REQUIRED WORK: Quote the listing below in its entirety, omitting every image.

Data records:
================

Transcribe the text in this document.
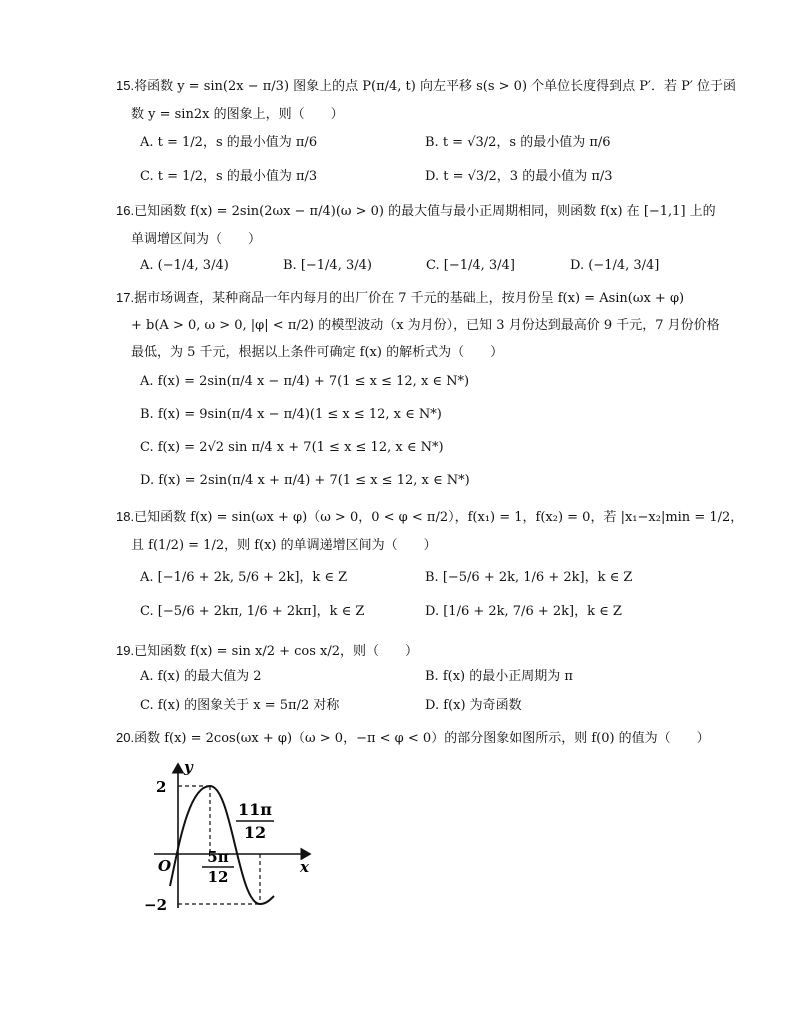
15.将函数 y = sin(2x − π/3) 图象上的点 P(π/4, t) 向左平移 s(s > 0) 个单位长度得到点 P′．若 P′ 位于函
数 y = sin2x 的图象上，则（　　）
A. t = 1/2，s 的最小值为 π/6	B. t = √3/2，s 的最小值为 π/6
C. t = 1/2，s 的最小值为 π/3	D. t = √3/2，3 的最小值为 π/3
16.已知函数 f(x) = 2sin(2ωx − π/4)(ω > 0) 的最大值与最小正周期相同，则函数 f(x) 在 [−1,1] 上的
单调增区间为（　　）
A. (−1/4, 3/4)	B. [−1/4, 3/4)	C. [−1/4, 3/4]	D. (−1/4, 3/4]
17.据市场调查，某种商品一年内每月的出厂价在 7 千元的基础上，按月份呈 f(x) = Asin(ωx + φ)
+ b(A > 0, ω > 0, |φ| < π/2) 的模型波动（x 为月份），已知 3 月份达到最高价 9 千元，7 月份价格
最低，为 5 千元，根据以上条件可确定 f(x) 的解析式为（　　）
A. f(x) = 2sin(π/4 x − π/4) + 7(1 ≤ x ≤ 12, x ∈ N*)
B. f(x) = 9sin(π/4 x − π/4)(1 ≤ x ≤ 12, x ∈ N*)
C. f(x) = 2√2 sin π/4 x + 7(1 ≤ x ≤ 12, x ∈ N*)
D. f(x) = 2sin(π/4 x + π/4) + 7(1 ≤ x ≤ 12, x ∈ N*)
18.已知函数 f(x) = sin(ωx + φ)（ω > 0，0 < φ < π/2），f(x₁) = 1，f(x₂) = 0，若 |x₁−x₂|min = 1/2，
且 f(1/2) = 1/2，则 f(x) 的单调递增区间为（　　）
A. [−1/6 + 2k, 5/6 + 2k]，k ∈ Z	B. [−5/6 + 2k, 1/6 + 2k]，k ∈ Z
C. [−5/6 + 2kπ, 1/6 + 2kπ]，k ∈ Z	D. [1/6 + 2k, 7/6 + 2k]，k ∈ Z
19.已知函数 f(x) = sin x/2 + cos x/2，则（　　）
A. f(x) 的最大值为 2	B. f(x) 的最小正周期为 π
C. f(x) 的图象关于 x = 5π/2 对称	D. f(x) 为奇函数
20.函数 f(x) = 2cos(ωx + φ)（ω > 0，−π < φ < 0）的部分图象如图所示，则 f(0) 的值为（　　）
y
x
O
2
−2
5π
12
11π
12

================

EXPECTED OUTPUT:
Transcribe the text in this document.
15.将函数 y = sin(2x − π/3) 图象上的点 P(π/4, t) 向左平移 s(s > 0) 个单位长度得到点 P′．若 P′ 位于函
数 y = sin2x 的图象上，则（　　）
A. t = 1/2，s 的最小值为 π/6	B. t = √3/2，s 的最小值为 π/6
C. t = 1/2，s 的最小值为 π/3	D. t = √3/2，3 的最小值为 π/3
16.已知函数 f(x) = 2sin(2ωx − π/4)(ω > 0) 的最大值与最小正周期相同，则函数 f(x) 在 [−1,1] 上的
单调增区间为（　　）
A. (−1/4, 3/4)	B. [−1/4, 3/4)	C. [−1/4, 3/4]	D. (−1/4, 3/4]
17.据市场调查，某种商品一年内每月的出厂价在 7 千元的基础上，按月份呈 f(x) = Asin(ωx + φ)
+ b(A > 0, ω > 0, |φ| < π/2) 的模型波动（x 为月份），已知 3 月份达到最高价 9 千元，7 月份价格
最低，为 5 千元，根据以上条件可确定 f(x) 的解析式为（　　）
A. f(x) = 2sin(π/4 x − π/4) + 7(1 ≤ x ≤ 12, x ∈ N*)
B. f(x) = 9sin(π/4 x − π/4)(1 ≤ x ≤ 12, x ∈ N*)
C. f(x) = 2√2 sin π/4 x + 7(1 ≤ x ≤ 12, x ∈ N*)
D. f(x) = 2sin(π/4 x + π/4) + 7(1 ≤ x ≤ 12, x ∈ N*)
18.已知函数 f(x) = sin(ωx + φ)（ω > 0，0 < φ < π/2），f(x₁) = 1，f(x₂) = 0，若 |x₁−x₂|min = 1/2，
且 f(1/2) = 1/2，则 f(x) 的单调递增区间为（　　）
A. [−1/6 + 2k, 5/6 + 2k]，k ∈ Z	B. [−5/6 + 2k, 1/6 + 2k]，k ∈ Z
C. [−5/6 + 2kπ, 1/6 + 2kπ]，k ∈ Z	D. [1/6 + 2k, 7/6 + 2k]，k ∈ Z
19.已知函数 f(x) = sin x/2 + cos x/2，则（　　）
A. f(x) 的最大值为 2	B. f(x) 的最小正周期为 π
C. f(x) 的图象关于 x = 5π/2 对称	D. f(x) 为奇函数
20.函数 f(x) = 2cos(ωx + φ)（ω > 0，−π < φ < 0）的部分图象如图所示，则 f(0) 的值为（　　）
y
x
O
2
−2
5π
12
11π
12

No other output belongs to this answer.